* [PROBLEM] Extract each line holding the word "成果费用" from the entries.

* [DATASET RECORDS]
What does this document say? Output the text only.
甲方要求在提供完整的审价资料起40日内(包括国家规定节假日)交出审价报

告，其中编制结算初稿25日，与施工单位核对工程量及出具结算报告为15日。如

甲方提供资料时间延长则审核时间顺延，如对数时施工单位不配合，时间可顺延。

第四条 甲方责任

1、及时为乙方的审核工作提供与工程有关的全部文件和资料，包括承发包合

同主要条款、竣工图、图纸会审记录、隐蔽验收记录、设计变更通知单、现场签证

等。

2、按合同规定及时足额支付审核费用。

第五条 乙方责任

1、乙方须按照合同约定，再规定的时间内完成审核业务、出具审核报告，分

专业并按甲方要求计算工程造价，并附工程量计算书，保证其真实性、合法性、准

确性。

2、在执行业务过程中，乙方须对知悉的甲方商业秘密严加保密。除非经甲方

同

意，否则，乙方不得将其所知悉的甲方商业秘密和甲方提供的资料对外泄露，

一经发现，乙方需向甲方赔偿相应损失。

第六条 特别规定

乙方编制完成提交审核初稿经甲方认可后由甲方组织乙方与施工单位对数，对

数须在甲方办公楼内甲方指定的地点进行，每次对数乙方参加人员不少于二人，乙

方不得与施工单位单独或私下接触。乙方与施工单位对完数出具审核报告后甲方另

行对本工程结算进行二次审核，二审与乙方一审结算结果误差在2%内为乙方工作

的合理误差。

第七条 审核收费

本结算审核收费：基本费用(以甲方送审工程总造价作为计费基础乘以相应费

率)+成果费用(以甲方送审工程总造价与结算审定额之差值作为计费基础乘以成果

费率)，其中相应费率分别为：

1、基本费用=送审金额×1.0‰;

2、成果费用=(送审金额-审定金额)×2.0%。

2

* [TASK RESULT]
率)+成果费用(以甲方送审工程总造价与结算审定额之差值作为计费基础乘以成果
2、成果费用=(送审金额-审定金额)×2.0%。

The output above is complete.